*REQUEST:* All of the material below is to be restated word for word, apart from the pictures.

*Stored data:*
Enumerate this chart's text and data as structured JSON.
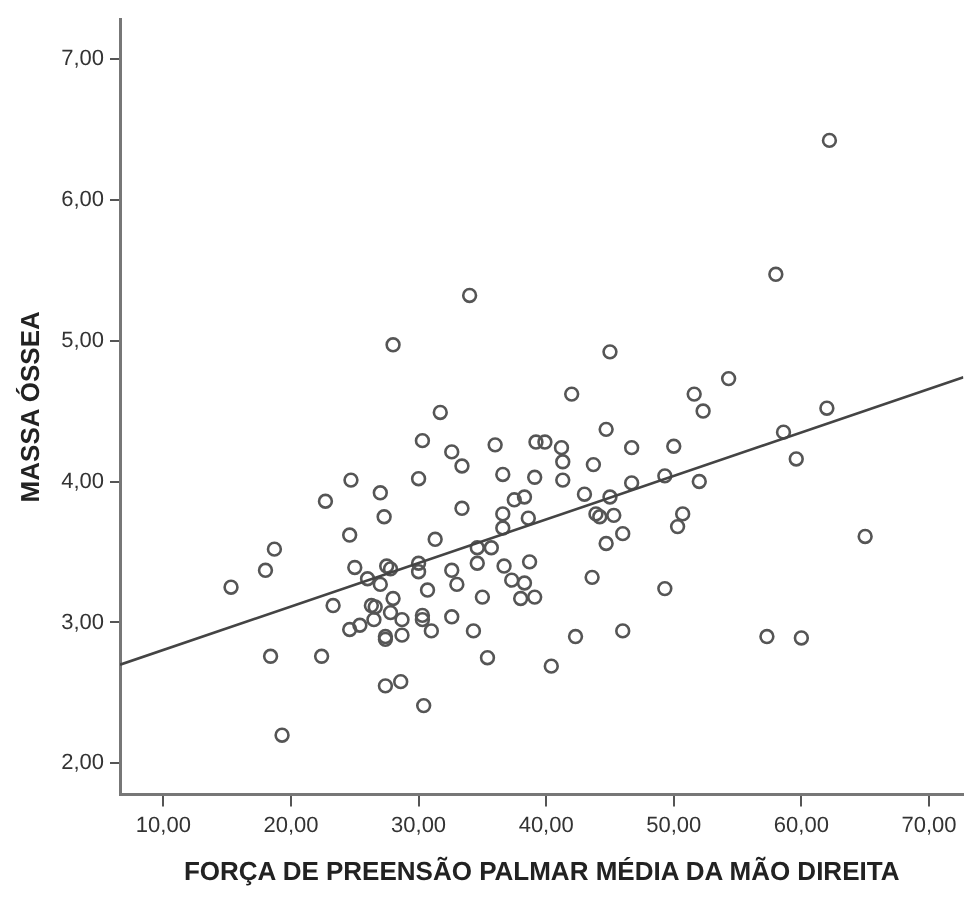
{
  "chart_data": {
    "type": "scatter",
    "xlabel": "FORÇA DE PREENSÃO PALMAR MÉDIA DA MÃO DIREITA",
    "ylabel": "MASSA ÓSSEA",
    "xlim": [
      6.6,
      72.7
    ],
    "ylim": [
      1.78,
      7.28
    ],
    "xticks": [
      {
        "value": 10,
        "label": "10,00"
      },
      {
        "value": 20,
        "label": "20,00"
      },
      {
        "value": 30,
        "label": "30,00"
      },
      {
        "value": 40,
        "label": "40,00"
      },
      {
        "value": 50,
        "label": "50,00"
      },
      {
        "value": 60,
        "label": "60,00"
      },
      {
        "value": 70,
        "label": "70,00"
      }
    ],
    "yticks": [
      {
        "value": 2,
        "label": "2,00"
      },
      {
        "value": 3,
        "label": "3,00"
      },
      {
        "value": 4,
        "label": "4,00"
      },
      {
        "value": 5,
        "label": "5,00"
      },
      {
        "value": 6,
        "label": "6,00"
      },
      {
        "value": 7,
        "label": "7,00"
      }
    ],
    "grid": false,
    "legend": false,
    "marker": "circle",
    "series": [
      {
        "color": "#555555",
        "x": [
          62.2,
          34.0,
          28.0,
          31.7,
          30.3,
          32.6,
          33.4,
          36.0,
          36.6,
          24.7,
          30.0,
          27.0,
          22.7,
          27.3,
          33.4,
          36.6,
          37.5,
          38.3,
          38.6,
          39.2,
          39.9,
          39.1,
          58.0,
          45.0,
          42.0,
          51.6,
          54.3,
          52.3,
          62.0,
          58.6,
          59.6,
          41.2,
          44.7,
          46.7,
          50.0,
          41.3,
          41.3,
          43.7,
          43.0,
          45.0,
          46.7,
          49.3,
          52.0,
          43.9,
          44.2,
          45.3,
          50.7,
          50.3,
          36.6,
          46.0,
          44.7,
          65.0,
          36.7,
          38.7,
          37.3,
          38.3,
          38.0,
          39.1,
          43.6,
          49.3,
          42.3,
          46.0,
          40.4,
          57.3,
          60.0,
          24.6,
          18.7,
          18.0,
          15.3,
          31.3,
          34.6,
          35.7,
          25.0,
          27.5,
          27.8,
          30.0,
          30.0,
          32.6,
          34.6,
          26.0,
          27.0,
          33.0,
          28.0,
          30.7,
          35.0,
          23.3,
          26.3,
          26.6,
          27.8,
          28.7,
          30.3,
          30.3,
          32.6,
          24.6,
          25.4,
          26.5,
          27.4,
          27.4,
          28.7,
          31.0,
          34.3,
          18.4,
          22.4,
          35.4,
          27.4,
          28.6,
          30.4,
          19.3
        ],
        "values": [
          6.42,
          5.32,
          4.97,
          4.49,
          4.29,
          4.21,
          4.11,
          4.26,
          4.05,
          4.01,
          4.02,
          3.92,
          3.86,
          3.75,
          3.81,
          3.77,
          3.87,
          3.89,
          3.74,
          4.28,
          4.28,
          4.03,
          5.47,
          4.92,
          4.62,
          4.62,
          4.73,
          4.5,
          4.52,
          4.35,
          4.16,
          4.24,
          4.37,
          4.24,
          4.25,
          4.14,
          4.01,
          4.12,
          3.91,
          3.89,
          3.99,
          4.04,
          4.0,
          3.77,
          3.75,
          3.76,
          3.77,
          3.68,
          3.67,
          3.63,
          3.56,
          3.61,
          3.4,
          3.43,
          3.3,
          3.28,
          3.17,
          3.18,
          3.32,
          3.24,
          2.9,
          2.94,
          2.69,
          2.9,
          2.89,
          3.62,
          3.52,
          3.37,
          3.25,
          3.59,
          3.53,
          3.53,
          3.39,
          3.4,
          3.38,
          3.42,
          3.36,
          3.37,
          3.42,
          3.31,
          3.27,
          3.27,
          3.17,
          3.23,
          3.18,
          3.12,
          3.12,
          3.11,
          3.07,
          3.02,
          3.05,
          3.02,
          3.04,
          2.95,
          2.98,
          3.02,
          2.9,
          2.88,
          2.91,
          2.94,
          2.94,
          2.76,
          2.76,
          2.75,
          2.55,
          2.58,
          2.41,
          2.2
        ]
      },
      {
        "type": "line",
        "color": "#444444",
        "marker": "none",
        "x": [
          6.6,
          72.7
        ],
        "values": [
          2.7,
          4.74
        ]
      }
    ]
  }
}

*RESPONSE BELOW:*
Enumerate this chart's text and data as structured JSON.
{
  "chart_data": {
    "type": "scatter",
    "xlabel": "FORÇA DE PREENSÃO PALMAR MÉDIA DA MÃO DIREITA",
    "ylabel": "MASSA ÓSSEA",
    "xlim": [
      6.6,
      72.7
    ],
    "ylim": [
      1.78,
      7.28
    ],
    "xticks": [
      {
        "value": 10,
        "label": "10,00"
      },
      {
        "value": 20,
        "label": "20,00"
      },
      {
        "value": 30,
        "label": "30,00"
      },
      {
        "value": 40,
        "label": "40,00"
      },
      {
        "value": 50,
        "label": "50,00"
      },
      {
        "value": 60,
        "label": "60,00"
      },
      {
        "value": 70,
        "label": "70,00"
      }
    ],
    "yticks": [
      {
        "value": 2,
        "label": "2,00"
      },
      {
        "value": 3,
        "label": "3,00"
      },
      {
        "value": 4,
        "label": "4,00"
      },
      {
        "value": 5,
        "label": "5,00"
      },
      {
        "value": 6,
        "label": "6,00"
      },
      {
        "value": 7,
        "label": "7,00"
      }
    ],
    "grid": false,
    "legend": false,
    "marker": "circle",
    "series": [
      {
        "color": "#555555",
        "x": [
          62.2,
          34.0,
          28.0,
          31.7,
          30.3,
          32.6,
          33.4,
          36.0,
          36.6,
          24.7,
          30.0,
          27.0,
          22.7,
          27.3,
          33.4,
          36.6,
          37.5,
          38.3,
          38.6,
          39.2,
          39.9,
          39.1,
          58.0,
          45.0,
          42.0,
          51.6,
          54.3,
          52.3,
          62.0,
          58.6,
          59.6,
          41.2,
          44.7,
          46.7,
          50.0,
          41.3,
          41.3,
          43.7,
          43.0,
          45.0,
          46.7,
          49.3,
          52.0,
          43.9,
          44.2,
          45.3,
          50.7,
          50.3,
          36.6,
          46.0,
          44.7,
          65.0,
          36.7,
          38.7,
          37.3,
          38.3,
          38.0,
          39.1,
          43.6,
          49.3,
          42.3,
          46.0,
          40.4,
          57.3,
          60.0,
          24.6,
          18.7,
          18.0,
          15.3,
          31.3,
          34.6,
          35.7,
          25.0,
          27.5,
          27.8,
          30.0,
          30.0,
          32.6,
          34.6,
          26.0,
          27.0,
          33.0,
          28.0,
          30.7,
          35.0,
          23.3,
          26.3,
          26.6,
          27.8,
          28.7,
          30.3,
          30.3,
          32.6,
          24.6,
          25.4,
          26.5,
          27.4,
          27.4,
          28.7,
          31.0,
          34.3,
          18.4,
          22.4,
          35.4,
          27.4,
          28.6,
          30.4,
          19.3
        ],
        "values": [
          6.42,
          5.32,
          4.97,
          4.49,
          4.29,
          4.21,
          4.11,
          4.26,
          4.05,
          4.01,
          4.02,
          3.92,
          3.86,
          3.75,
          3.81,
          3.77,
          3.87,
          3.89,
          3.74,
          4.28,
          4.28,
          4.03,
          5.47,
          4.92,
          4.62,
          4.62,
          4.73,
          4.5,
          4.52,
          4.35,
          4.16,
          4.24,
          4.37,
          4.24,
          4.25,
          4.14,
          4.01,
          4.12,
          3.91,
          3.89,
          3.99,
          4.04,
          4.0,
          3.77,
          3.75,
          3.76,
          3.77,
          3.68,
          3.67,
          3.63,
          3.56,
          3.61,
          3.4,
          3.43,
          3.3,
          3.28,
          3.17,
          3.18,
          3.32,
          3.24,
          2.9,
          2.94,
          2.69,
          2.9,
          2.89,
          3.62,
          3.52,
          3.37,
          3.25,
          3.59,
          3.53,
          3.53,
          3.39,
          3.4,
          3.38,
          3.42,
          3.36,
          3.37,
          3.42,
          3.31,
          3.27,
          3.27,
          3.17,
          3.23,
          3.18,
          3.12,
          3.12,
          3.11,
          3.07,
          3.02,
          3.05,
          3.02,
          3.04,
          2.95,
          2.98,
          3.02,
          2.9,
          2.88,
          2.91,
          2.94,
          2.94,
          2.76,
          2.76,
          2.75,
          2.55,
          2.58,
          2.41,
          2.2
        ]
      },
      {
        "type": "line",
        "color": "#444444",
        "marker": "none",
        "x": [
          6.6,
          72.7
        ],
        "values": [
          2.7,
          4.74
        ]
      }
    ]
  }
}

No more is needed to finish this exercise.